# Work instructions
Pick every line from the data that holds the word "scoops".

─── Recorded data ───

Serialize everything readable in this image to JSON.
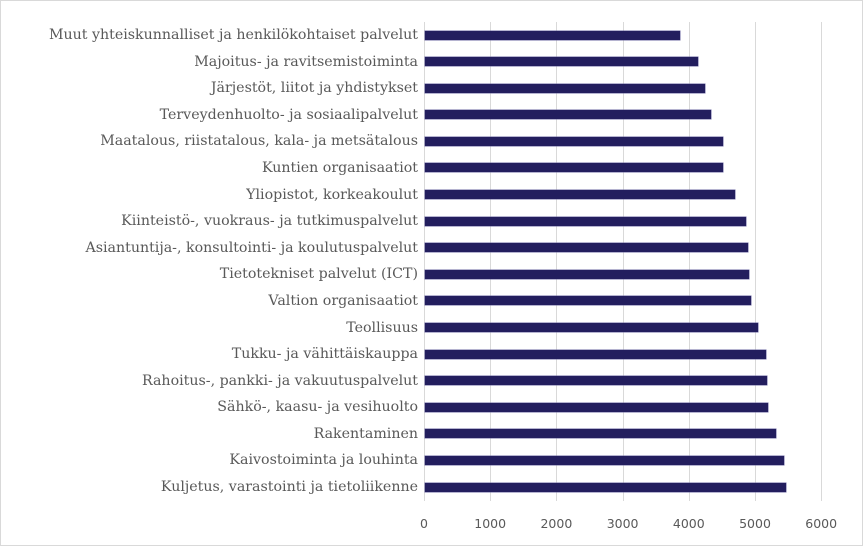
{
  "chart_data": {
    "type": "bar",
    "orientation": "horizontal",
    "title": "",
    "xlabel": "",
    "ylabel": "",
    "xlim": [
      0,
      6000
    ],
    "x_ticks": [
      0,
      1000,
      2000,
      3000,
      4000,
      5000,
      6000
    ],
    "grid": "vertical",
    "legend": "none",
    "bar_color": "#231e5e",
    "categories": [
      "Muut yhteiskunnalliset ja henkilökohtaiset palvelut",
      "Majoitus- ja ravitsemistoiminta",
      "Järjestöt, liitot ja yhdistykset",
      "Terveydenhuolto- ja sosiaalipalvelut",
      "Maatalous, riistatalous, kala- ja metsätalous",
      "Kuntien organisaatiot",
      "Yliopistot, korkeakoulut",
      "Kiinteistö-, vuokraus- ja tutkimuspalvelut",
      "Asiantuntija-, konsultointi- ja koulutuspalvelut ",
      "Tietotekniset palvelut (ICT)",
      "Valtion organisaatiot",
      "Teollisuus",
      "Tukku- ja vähittäiskauppa",
      "Rahoitus-, pankki- ja vakuutuspalvelut",
      "Sähkö-, kaasu- ja vesihuolto",
      "Rakentaminen",
      "Kaivostoiminta ja louhinta",
      "Kuljetus, varastointi ja tietoliikenne"
    ],
    "values": [
      3870,
      4140,
      4250,
      4330,
      4510,
      4520,
      4690,
      4870,
      4900,
      4910,
      4940,
      5050,
      5170,
      5180,
      5200,
      5310,
      5430,
      5470
    ]
  }
}
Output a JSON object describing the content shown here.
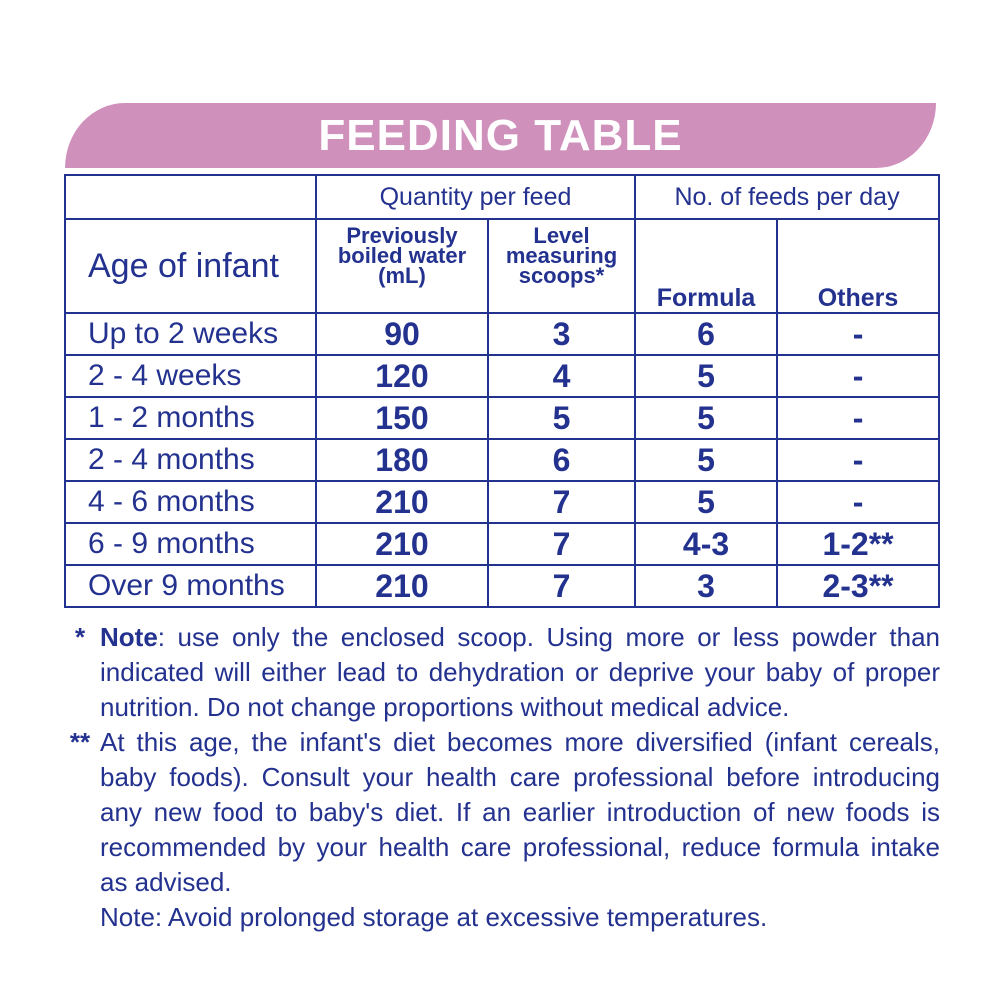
{
  "title": "FEEDING TABLE",
  "headers": {
    "quantity_group": "Quantity per feed",
    "feeds_group": "No. of feeds per day",
    "age": "Age of infant",
    "water": "Previously boiled water (mL)",
    "scoops": "Level measuring scoops*",
    "formula": "Formula",
    "others": "Others"
  },
  "rows": [
    {
      "age": "Up to 2 weeks",
      "water": "90",
      "scoops": "3",
      "formula": "6",
      "others": "-"
    },
    {
      "age": "2 - 4 weeks",
      "water": "120",
      "scoops": "4",
      "formula": "5",
      "others": "-"
    },
    {
      "age": "1 - 2 months",
      "water": "150",
      "scoops": "5",
      "formula": "5",
      "others": "-"
    },
    {
      "age": "2 - 4 months",
      "water": "180",
      "scoops": "6",
      "formula": "5",
      "others": "-"
    },
    {
      "age": "4 - 6 months",
      "water": "210",
      "scoops": "7",
      "formula": "5",
      "others": "-"
    },
    {
      "age": "6 - 9 months",
      "water": "210",
      "scoops": "7",
      "formula": "4-3",
      "others": "1-2**"
    },
    {
      "age": "Over 9 months",
      "water": "210",
      "scoops": "7",
      "formula": "3",
      "others": "2-3**"
    }
  ],
  "notes": {
    "note1_mark": "*",
    "note1_label": "Note",
    "note1_text": ": use only the enclosed scoop. Using more or less powder than indicated will either lead to dehydration or deprive your baby of proper nutrition. Do not change proportions without medical advice.",
    "note2_mark": "**",
    "note2_text": "At this age, the infant's diet becomes more diversified (infant cereals, baby foods). Consult your health care professional before introducing any new food to baby's diet. If an earlier introduction of new foods is recommended by your health care professional, reduce formula intake as advised.",
    "note3_text": "Note: Avoid prolonged storage at excessive temperatures."
  },
  "colors": {
    "text": "#23318f",
    "banner": "#cf91bb",
    "banner_text": "#ffffff"
  }
}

───

# Result for this exercise
    "scoops": "Level measuring scoops*",
      "scoops": "3",
      "scoops": "4",
      "scoops": "5",
      "scoops": "6",
      "scoops": "7",
      "scoops": "7",
      "scoops": "7",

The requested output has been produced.